# PROVIDED ENTRIES:
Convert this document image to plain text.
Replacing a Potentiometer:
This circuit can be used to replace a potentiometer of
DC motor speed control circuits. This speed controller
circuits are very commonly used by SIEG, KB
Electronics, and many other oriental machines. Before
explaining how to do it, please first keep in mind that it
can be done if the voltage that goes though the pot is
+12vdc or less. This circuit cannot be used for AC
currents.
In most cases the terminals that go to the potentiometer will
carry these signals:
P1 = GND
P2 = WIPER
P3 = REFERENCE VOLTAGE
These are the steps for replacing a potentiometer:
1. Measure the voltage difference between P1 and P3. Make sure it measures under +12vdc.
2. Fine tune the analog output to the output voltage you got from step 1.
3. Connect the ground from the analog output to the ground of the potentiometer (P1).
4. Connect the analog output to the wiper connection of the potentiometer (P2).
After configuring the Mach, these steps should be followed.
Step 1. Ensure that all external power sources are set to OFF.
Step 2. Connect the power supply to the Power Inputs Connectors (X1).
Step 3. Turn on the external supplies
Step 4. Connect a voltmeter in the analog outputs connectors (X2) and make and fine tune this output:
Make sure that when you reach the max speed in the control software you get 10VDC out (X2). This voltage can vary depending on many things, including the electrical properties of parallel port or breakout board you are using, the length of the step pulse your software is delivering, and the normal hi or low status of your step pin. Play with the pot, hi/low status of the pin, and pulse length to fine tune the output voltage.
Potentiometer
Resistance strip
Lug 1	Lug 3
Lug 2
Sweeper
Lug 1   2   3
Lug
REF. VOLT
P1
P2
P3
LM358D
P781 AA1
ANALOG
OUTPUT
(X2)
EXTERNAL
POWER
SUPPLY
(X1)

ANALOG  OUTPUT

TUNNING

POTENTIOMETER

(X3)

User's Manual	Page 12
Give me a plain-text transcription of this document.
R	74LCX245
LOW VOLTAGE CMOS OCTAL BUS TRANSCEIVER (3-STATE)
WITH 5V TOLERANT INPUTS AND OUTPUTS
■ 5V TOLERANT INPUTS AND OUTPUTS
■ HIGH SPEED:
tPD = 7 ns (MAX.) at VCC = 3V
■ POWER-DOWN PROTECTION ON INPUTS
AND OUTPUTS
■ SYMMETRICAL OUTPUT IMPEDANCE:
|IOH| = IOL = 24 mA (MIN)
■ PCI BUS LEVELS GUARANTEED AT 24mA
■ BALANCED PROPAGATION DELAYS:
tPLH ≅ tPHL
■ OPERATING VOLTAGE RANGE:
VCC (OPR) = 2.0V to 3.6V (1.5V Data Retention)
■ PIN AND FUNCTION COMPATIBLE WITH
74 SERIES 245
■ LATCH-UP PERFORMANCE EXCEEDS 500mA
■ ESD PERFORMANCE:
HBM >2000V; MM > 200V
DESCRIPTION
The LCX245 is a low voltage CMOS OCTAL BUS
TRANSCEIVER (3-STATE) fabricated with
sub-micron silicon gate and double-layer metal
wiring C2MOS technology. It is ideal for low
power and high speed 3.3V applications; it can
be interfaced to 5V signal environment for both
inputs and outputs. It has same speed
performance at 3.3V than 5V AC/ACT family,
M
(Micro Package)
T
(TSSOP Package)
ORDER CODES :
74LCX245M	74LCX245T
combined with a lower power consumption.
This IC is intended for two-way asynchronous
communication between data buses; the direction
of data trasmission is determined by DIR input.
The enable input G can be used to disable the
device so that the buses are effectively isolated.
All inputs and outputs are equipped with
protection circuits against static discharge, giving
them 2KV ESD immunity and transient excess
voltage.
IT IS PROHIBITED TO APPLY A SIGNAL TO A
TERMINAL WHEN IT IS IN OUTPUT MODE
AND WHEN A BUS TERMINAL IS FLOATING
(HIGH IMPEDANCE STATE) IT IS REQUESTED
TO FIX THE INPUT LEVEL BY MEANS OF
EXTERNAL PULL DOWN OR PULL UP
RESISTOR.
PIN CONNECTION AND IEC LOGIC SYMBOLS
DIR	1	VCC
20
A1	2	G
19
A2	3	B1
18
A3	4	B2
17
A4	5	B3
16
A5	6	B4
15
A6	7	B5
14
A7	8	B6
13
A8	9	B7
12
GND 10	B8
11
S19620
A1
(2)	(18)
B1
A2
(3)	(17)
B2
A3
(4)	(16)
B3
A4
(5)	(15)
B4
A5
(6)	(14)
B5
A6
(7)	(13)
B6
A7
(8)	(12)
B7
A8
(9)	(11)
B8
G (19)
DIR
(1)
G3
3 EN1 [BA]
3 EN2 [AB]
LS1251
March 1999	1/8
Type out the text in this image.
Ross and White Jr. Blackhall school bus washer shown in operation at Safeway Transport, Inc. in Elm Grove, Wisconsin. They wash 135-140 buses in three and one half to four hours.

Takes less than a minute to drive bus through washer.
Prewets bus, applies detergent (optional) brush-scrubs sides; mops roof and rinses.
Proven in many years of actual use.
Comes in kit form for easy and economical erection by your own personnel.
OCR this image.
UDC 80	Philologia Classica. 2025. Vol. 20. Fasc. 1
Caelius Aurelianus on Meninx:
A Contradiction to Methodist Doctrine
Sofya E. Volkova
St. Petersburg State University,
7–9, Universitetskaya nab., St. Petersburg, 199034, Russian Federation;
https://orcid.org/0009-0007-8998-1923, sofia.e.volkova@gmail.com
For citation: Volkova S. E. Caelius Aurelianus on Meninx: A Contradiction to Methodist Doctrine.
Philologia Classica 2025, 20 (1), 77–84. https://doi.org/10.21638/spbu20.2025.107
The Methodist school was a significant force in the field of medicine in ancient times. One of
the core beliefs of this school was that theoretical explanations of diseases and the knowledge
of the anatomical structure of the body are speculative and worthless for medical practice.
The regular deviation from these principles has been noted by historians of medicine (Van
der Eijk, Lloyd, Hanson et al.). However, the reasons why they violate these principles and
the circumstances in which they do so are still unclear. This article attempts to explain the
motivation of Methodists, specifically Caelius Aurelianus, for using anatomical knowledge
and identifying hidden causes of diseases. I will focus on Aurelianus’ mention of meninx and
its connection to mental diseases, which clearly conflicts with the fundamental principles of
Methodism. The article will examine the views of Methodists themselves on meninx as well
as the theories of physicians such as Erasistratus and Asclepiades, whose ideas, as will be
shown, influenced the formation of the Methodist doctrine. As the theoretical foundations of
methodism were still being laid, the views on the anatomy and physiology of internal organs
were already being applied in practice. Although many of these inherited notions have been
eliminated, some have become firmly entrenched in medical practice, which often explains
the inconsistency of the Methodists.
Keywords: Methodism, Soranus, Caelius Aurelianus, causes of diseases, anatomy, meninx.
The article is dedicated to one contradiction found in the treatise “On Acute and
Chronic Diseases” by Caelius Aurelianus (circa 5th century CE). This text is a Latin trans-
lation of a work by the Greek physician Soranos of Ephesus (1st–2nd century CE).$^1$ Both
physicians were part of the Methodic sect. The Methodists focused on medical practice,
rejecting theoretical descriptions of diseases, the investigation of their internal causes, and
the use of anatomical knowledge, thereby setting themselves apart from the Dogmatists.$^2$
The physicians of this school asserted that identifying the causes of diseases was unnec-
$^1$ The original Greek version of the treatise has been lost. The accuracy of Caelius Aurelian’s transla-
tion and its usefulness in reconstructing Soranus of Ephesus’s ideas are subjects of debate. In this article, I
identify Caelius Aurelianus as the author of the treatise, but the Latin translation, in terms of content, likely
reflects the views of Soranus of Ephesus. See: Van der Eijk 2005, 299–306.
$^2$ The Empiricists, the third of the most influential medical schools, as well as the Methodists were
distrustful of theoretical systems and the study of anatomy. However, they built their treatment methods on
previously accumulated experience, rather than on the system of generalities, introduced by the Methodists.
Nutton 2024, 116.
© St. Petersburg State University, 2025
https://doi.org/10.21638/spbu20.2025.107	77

# TASK REQUIREMENTS:
Take every line from the data that contains the word "still".

# SOLVED PROBLEM:
the circumstances in which they do so are still unclear. This article attempts to explain the
methodism were still being laid, the views on the anatomy and physiology of internal organs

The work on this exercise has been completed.